** START OF Dataset records **

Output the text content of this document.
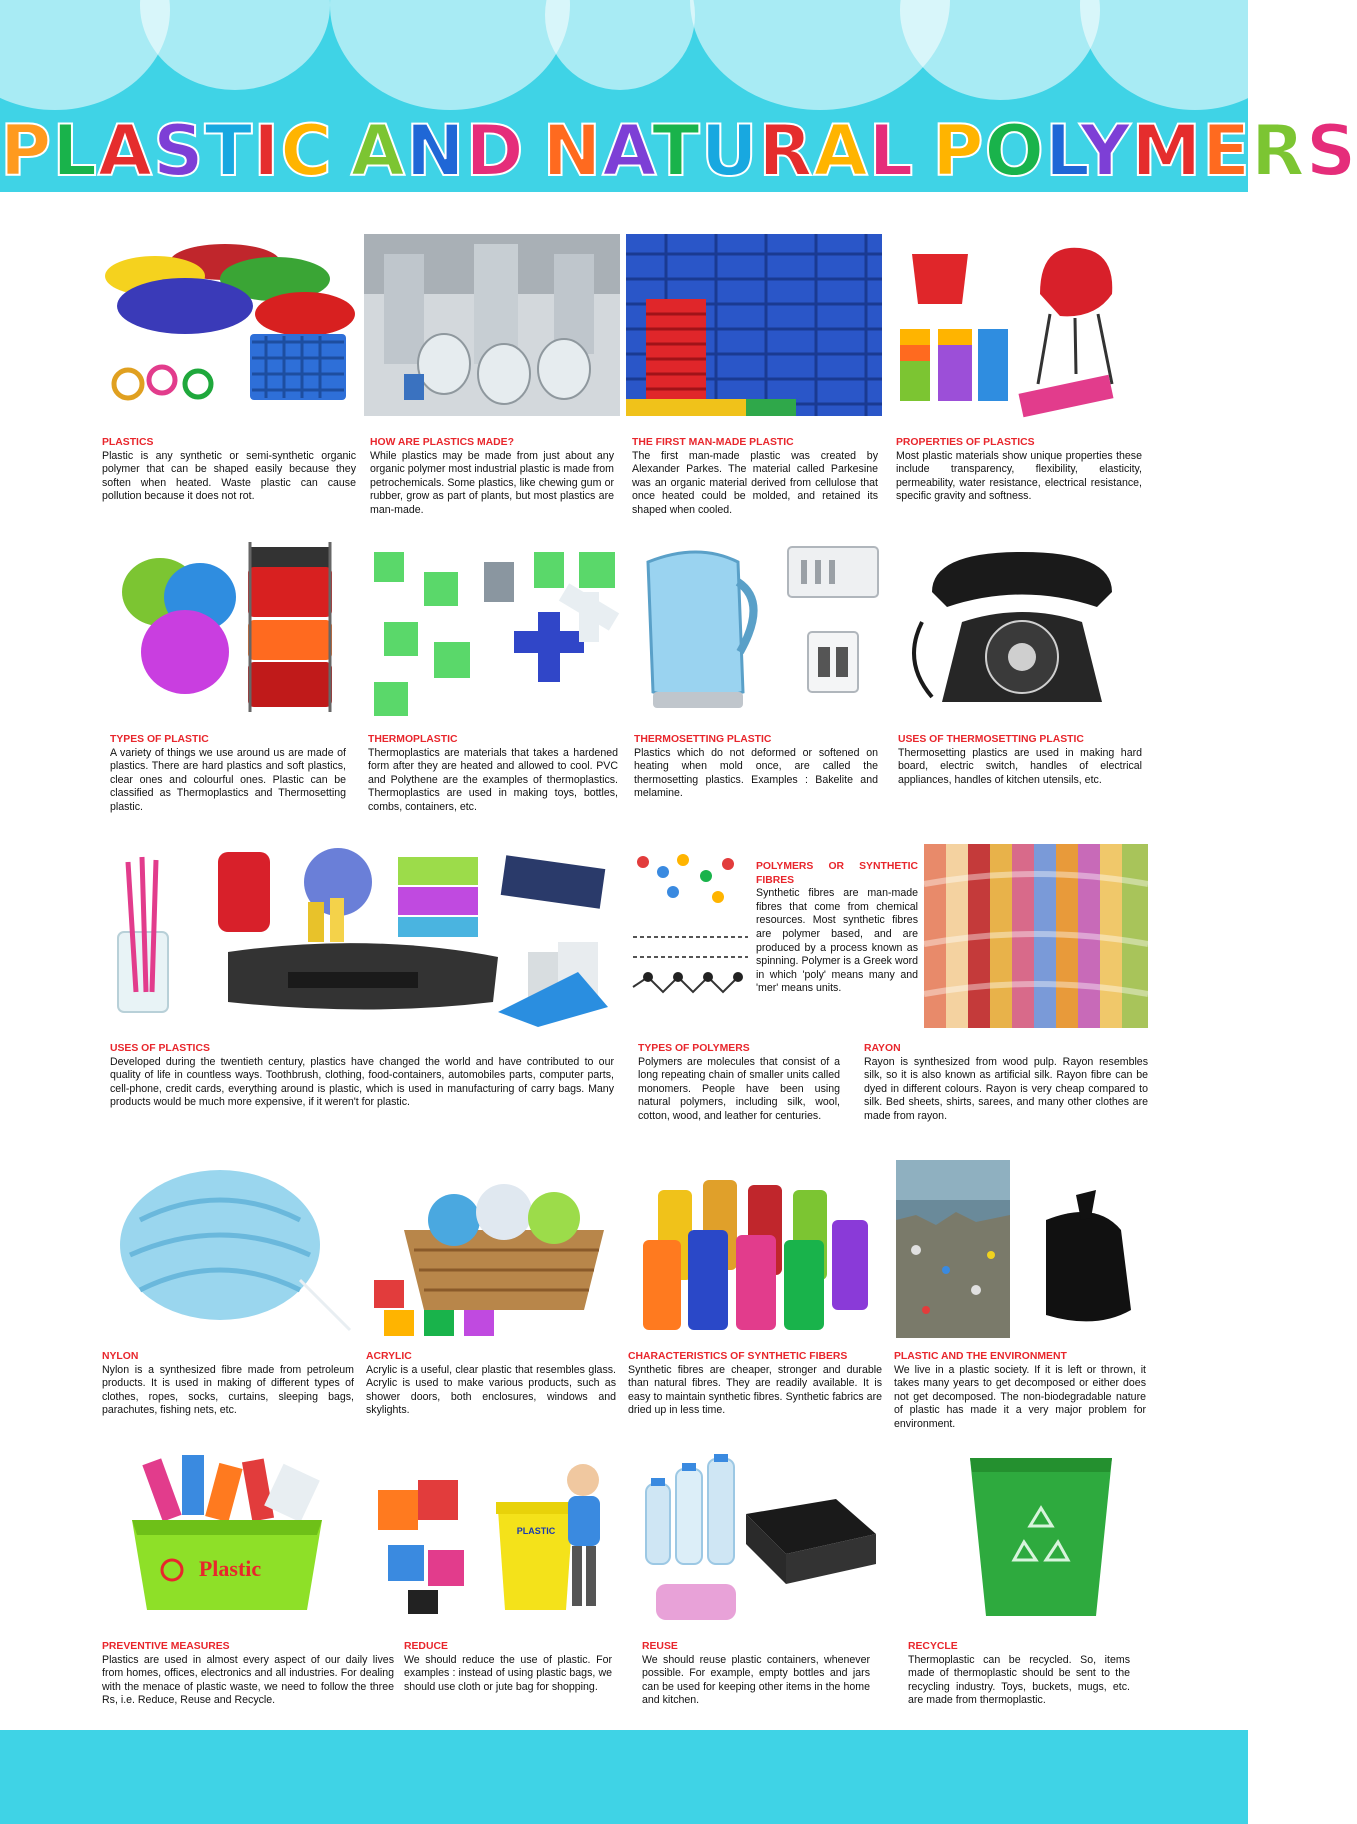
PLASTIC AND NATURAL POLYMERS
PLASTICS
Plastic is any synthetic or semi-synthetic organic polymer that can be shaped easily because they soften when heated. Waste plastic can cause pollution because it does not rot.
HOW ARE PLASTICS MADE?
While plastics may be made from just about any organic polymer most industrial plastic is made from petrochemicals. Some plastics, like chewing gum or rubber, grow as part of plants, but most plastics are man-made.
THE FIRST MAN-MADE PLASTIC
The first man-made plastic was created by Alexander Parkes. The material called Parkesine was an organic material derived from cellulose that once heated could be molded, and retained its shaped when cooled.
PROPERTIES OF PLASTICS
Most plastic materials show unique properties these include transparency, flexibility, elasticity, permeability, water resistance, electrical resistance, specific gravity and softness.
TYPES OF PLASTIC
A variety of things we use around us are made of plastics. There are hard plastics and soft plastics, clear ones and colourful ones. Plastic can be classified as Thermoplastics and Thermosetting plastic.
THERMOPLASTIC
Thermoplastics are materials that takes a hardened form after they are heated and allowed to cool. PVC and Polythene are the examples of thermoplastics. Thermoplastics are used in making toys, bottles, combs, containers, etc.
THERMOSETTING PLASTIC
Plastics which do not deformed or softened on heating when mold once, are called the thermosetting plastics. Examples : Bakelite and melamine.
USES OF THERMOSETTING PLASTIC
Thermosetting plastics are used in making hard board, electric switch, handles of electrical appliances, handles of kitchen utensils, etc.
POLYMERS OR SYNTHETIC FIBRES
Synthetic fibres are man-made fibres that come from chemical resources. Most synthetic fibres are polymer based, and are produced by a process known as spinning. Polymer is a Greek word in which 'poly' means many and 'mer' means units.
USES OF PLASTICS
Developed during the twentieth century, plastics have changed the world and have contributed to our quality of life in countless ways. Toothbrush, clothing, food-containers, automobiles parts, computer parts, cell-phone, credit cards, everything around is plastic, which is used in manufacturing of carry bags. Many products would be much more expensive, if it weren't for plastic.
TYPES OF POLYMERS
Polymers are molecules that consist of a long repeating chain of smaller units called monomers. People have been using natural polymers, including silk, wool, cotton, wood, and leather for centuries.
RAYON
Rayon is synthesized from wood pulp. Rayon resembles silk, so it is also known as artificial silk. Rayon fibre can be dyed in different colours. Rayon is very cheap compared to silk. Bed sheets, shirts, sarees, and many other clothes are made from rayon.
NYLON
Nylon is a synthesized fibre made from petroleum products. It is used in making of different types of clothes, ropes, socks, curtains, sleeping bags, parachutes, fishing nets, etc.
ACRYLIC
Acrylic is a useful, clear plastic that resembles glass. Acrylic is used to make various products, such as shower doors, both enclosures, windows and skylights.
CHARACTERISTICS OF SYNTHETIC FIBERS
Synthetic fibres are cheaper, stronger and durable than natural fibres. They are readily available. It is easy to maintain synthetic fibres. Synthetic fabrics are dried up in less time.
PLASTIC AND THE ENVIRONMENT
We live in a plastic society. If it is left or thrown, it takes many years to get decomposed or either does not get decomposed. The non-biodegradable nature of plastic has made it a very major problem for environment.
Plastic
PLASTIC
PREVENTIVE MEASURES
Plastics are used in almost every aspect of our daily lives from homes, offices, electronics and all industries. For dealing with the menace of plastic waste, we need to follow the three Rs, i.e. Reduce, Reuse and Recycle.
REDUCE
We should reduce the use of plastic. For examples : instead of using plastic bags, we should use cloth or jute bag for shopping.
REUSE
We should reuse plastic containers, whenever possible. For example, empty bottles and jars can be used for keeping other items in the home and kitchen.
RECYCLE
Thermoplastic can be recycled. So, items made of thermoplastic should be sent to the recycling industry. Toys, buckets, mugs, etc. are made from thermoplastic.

** END OF Dataset records **

- Requirement
Return only the number of lines in the preceding records that contain the string "have".

- Response to this exercise
2